**WHAT IS ASKED:** Your task is to copy each line that has the word "JSON".

**INFORMATION SUPPLIED:**
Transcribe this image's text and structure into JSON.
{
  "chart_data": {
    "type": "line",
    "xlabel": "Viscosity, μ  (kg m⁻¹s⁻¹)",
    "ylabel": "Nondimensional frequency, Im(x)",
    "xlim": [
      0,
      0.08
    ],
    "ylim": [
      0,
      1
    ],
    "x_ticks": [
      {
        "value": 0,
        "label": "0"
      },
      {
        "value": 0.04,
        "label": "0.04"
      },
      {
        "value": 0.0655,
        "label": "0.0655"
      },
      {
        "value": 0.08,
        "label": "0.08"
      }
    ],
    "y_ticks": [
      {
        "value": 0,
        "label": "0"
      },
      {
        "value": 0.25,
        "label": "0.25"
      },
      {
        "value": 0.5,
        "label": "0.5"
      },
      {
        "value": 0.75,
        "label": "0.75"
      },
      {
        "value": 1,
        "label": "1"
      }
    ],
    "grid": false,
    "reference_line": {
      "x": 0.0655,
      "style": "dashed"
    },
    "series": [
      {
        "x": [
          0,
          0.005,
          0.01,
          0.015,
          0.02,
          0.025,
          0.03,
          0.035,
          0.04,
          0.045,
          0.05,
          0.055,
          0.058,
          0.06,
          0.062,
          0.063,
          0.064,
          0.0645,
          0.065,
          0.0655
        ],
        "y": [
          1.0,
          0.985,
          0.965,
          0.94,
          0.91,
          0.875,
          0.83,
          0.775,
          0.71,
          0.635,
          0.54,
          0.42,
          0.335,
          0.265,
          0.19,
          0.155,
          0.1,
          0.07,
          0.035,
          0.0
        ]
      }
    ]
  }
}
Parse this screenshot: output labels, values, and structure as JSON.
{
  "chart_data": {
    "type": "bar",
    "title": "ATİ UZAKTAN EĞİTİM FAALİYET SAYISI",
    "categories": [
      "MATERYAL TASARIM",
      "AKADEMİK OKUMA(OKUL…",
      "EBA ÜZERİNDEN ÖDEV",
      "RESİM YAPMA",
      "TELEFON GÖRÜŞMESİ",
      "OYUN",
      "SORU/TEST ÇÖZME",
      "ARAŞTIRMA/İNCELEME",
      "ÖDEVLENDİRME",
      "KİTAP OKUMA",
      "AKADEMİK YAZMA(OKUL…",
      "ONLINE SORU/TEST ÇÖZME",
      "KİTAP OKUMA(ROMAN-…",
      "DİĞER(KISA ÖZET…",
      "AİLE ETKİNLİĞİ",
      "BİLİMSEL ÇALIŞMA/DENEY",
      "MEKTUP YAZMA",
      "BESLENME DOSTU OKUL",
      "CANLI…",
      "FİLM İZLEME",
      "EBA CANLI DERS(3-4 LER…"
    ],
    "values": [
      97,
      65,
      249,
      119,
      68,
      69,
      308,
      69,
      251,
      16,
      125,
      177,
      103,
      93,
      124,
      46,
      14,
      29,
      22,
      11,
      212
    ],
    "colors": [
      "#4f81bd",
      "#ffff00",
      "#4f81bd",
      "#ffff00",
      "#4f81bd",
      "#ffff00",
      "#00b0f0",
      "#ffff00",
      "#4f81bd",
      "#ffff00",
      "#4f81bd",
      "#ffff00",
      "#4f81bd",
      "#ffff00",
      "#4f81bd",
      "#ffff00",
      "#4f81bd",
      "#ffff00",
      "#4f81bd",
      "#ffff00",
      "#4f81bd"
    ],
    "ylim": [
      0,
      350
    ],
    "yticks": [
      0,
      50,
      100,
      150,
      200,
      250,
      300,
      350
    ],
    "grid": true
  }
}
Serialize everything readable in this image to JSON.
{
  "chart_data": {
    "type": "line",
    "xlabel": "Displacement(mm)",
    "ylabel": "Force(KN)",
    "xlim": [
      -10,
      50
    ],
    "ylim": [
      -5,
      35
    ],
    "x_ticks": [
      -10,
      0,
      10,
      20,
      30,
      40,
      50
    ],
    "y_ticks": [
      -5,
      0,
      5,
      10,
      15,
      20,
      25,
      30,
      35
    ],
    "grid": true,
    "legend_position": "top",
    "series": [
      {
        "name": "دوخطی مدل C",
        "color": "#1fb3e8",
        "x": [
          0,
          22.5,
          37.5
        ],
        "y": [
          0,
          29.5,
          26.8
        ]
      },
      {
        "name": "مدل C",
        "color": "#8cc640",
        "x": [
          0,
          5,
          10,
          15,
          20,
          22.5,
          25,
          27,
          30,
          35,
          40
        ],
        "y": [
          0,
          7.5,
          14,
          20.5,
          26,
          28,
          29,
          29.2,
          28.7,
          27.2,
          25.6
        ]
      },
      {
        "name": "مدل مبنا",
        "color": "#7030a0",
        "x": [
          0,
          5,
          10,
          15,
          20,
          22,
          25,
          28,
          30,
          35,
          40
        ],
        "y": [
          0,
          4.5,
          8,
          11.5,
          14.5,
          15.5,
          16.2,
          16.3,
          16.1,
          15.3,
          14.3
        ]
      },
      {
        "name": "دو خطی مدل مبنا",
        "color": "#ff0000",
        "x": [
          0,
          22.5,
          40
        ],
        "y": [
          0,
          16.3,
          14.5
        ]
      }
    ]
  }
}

**OUTPUT OF THE EXERCISE:**
Transcribe this image's text and structure into JSON.
Parse this screenshot: output labels, values, and structure as JSON.
Serialize everything readable in this image to JSON.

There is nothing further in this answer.